* **Brief**
Could every line of the data be printed exactly as it reads?

* **Extracted data**

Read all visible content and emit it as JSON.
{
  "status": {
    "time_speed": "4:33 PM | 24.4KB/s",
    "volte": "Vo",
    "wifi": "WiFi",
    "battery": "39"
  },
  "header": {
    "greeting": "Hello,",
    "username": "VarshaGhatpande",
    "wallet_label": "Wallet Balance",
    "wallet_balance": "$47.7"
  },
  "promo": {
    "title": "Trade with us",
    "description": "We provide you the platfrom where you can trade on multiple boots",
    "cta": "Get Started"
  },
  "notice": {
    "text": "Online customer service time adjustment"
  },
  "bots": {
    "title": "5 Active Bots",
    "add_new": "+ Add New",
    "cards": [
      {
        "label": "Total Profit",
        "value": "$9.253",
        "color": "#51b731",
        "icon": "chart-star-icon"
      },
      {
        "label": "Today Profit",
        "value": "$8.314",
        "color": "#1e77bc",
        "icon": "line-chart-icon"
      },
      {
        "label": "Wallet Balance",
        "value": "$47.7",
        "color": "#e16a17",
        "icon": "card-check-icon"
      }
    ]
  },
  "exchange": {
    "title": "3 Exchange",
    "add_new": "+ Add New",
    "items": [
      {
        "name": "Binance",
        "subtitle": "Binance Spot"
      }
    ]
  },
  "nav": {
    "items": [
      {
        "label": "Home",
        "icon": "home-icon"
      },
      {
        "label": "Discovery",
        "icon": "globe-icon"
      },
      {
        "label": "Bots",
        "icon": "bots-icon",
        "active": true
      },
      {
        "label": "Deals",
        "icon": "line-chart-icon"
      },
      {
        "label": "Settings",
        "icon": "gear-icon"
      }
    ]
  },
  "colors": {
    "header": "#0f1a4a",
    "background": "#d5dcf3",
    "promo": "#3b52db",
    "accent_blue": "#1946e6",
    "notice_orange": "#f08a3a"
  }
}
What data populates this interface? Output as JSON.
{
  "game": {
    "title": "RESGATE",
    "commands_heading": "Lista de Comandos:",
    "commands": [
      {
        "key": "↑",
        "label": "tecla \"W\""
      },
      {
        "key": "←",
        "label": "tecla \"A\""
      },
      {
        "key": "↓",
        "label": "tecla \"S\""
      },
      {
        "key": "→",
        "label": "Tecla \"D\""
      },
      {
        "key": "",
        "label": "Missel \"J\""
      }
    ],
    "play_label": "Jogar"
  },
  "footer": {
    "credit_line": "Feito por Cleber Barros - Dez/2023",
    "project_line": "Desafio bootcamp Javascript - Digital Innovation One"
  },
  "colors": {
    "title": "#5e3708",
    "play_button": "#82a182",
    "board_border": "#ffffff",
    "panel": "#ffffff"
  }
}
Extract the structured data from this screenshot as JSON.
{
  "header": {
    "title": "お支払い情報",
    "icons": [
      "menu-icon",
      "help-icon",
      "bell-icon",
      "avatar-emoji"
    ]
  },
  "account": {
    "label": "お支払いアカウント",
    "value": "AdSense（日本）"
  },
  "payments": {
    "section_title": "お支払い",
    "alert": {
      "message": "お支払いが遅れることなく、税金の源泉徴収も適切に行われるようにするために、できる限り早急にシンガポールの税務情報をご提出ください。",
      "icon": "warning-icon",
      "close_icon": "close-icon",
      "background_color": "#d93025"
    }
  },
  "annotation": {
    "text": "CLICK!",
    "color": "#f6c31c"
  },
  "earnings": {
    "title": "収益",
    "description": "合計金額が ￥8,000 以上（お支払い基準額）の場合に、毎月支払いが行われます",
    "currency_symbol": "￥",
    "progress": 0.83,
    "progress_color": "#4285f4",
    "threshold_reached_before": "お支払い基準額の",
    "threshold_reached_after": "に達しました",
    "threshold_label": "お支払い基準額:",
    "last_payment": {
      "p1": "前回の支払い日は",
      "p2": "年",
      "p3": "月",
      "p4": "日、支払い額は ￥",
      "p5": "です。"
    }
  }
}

* **Expected answer**
Read all visible content and emit it as JSON.
{
  "status": {
    "time_speed": "4:33 PM | 24.4KB/s",
    "volte": "Vo",
    "wifi": "WiFi",
    "battery": "39"
  },
  "header": {
    "greeting": "Hello,",
    "username": "VarshaGhatpande",
    "wallet_label": "Wallet Balance",
    "wallet_balance": "$47.7"
  },
  "promo": {
    "title": "Trade with us",
    "description": "We provide you the platfrom where you can trade on multiple boots",
    "cta": "Get Started"
  },
  "notice": {
    "text": "Online customer service time adjustment"
  },
  "bots": {
    "title": "5 Active Bots",
    "add_new": "+ Add New",
    "cards": [
      {
        "label": "Total Profit",
        "value": "$9.253",
        "color": "#51b731",
        "icon": "chart-star-icon"
      },
      {
        "label": "Today Profit",
        "value": "$8.314",
        "color": "#1e77bc",
        "icon": "line-chart-icon"
      },
      {
        "label": "Wallet Balance",
        "value": "$47.7",
        "color": "#e16a17",
        "icon": "card-check-icon"
      }
    ]
  },
  "exchange": {
    "title": "3 Exchange",
    "add_new": "+ Add New",
    "items": [
      {
        "name": "Binance",
        "subtitle": "Binance Spot"
      }
    ]
  },
  "nav": {
    "items": [
      {
        "label": "Home",
        "icon": "home-icon"
      },
      {
        "label": "Discovery",
        "icon": "globe-icon"
      },
      {
        "label": "Bots",
        "icon": "bots-icon",
        "active": true
      },
      {
        "label": "Deals",
        "icon": "line-chart-icon"
      },
      {
        "label": "Settings",
        "icon": "gear-icon"
      }
    ]
  },
  "colors": {
    "header": "#0f1a4a",
    "background": "#d5dcf3",
    "promo": "#3b52db",
    "accent_blue": "#1946e6",
    "notice_orange": "#f08a3a"
  }
}
What data populates this interface? Output as JSON.
{
  "game": {
    "title": "RESGATE",
    "commands_heading": "Lista de Comandos:",
    "commands": [
      {
        "key": "↑",
        "label": "tecla \"W\""
      },
      {
        "key": "←",
        "label": "tecla \"A\""
      },
      {
        "key": "↓",
        "label": "tecla \"S\""
      },
      {
        "key": "→",
        "label": "Tecla \"D\""
      },
      {
        "key": "",
        "label": "Missel \"J\""
      }
    ],
    "play_label": "Jogar"
  },
  "footer": {
    "credit_line": "Feito por Cleber Barros - Dez/2023",
    "project_line": "Desafio bootcamp Javascript - Digital Innovation One"
  },
  "colors": {
    "title": "#5e3708",
    "play_button": "#82a182",
    "board_border": "#ffffff",
    "panel": "#ffffff"
  }
}
Extract the structured data from this screenshot as JSON.
{
  "header": {
    "title": "お支払い情報",
    "icons": [
      "menu-icon",
      "help-icon",
      "bell-icon",
      "avatar-emoji"
    ]
  },
  "account": {
    "label": "お支払いアカウント",
    "value": "AdSense（日本）"
  },
  "payments": {
    "section_title": "お支払い",
    "alert": {
      "message": "お支払いが遅れることなく、税金の源泉徴収も適切に行われるようにするために、できる限り早急にシンガポールの税務情報をご提出ください。",
      "icon": "warning-icon",
      "close_icon": "close-icon",
      "background_color": "#d93025"
    }
  },
  "annotation": {
    "text": "CLICK!",
    "color": "#f6c31c"
  },
  "earnings": {
    "title": "収益",
    "description": "合計金額が ￥8,000 以上（お支払い基準額）の場合に、毎月支払いが行われます",
    "currency_symbol": "￥",
    "progress": 0.83,
    "progress_color": "#4285f4",
    "threshold_reached_before": "お支払い基準額の",
    "threshold_reached_after": "に達しました",
    "threshold_label": "お支払い基準額:",
    "last_payment": {
      "p1": "前回の支払い日は",
      "p2": "年",
      "p3": "月",
      "p4": "日、支払い額は ￥",
      "p5": "です。"
    }
  }
}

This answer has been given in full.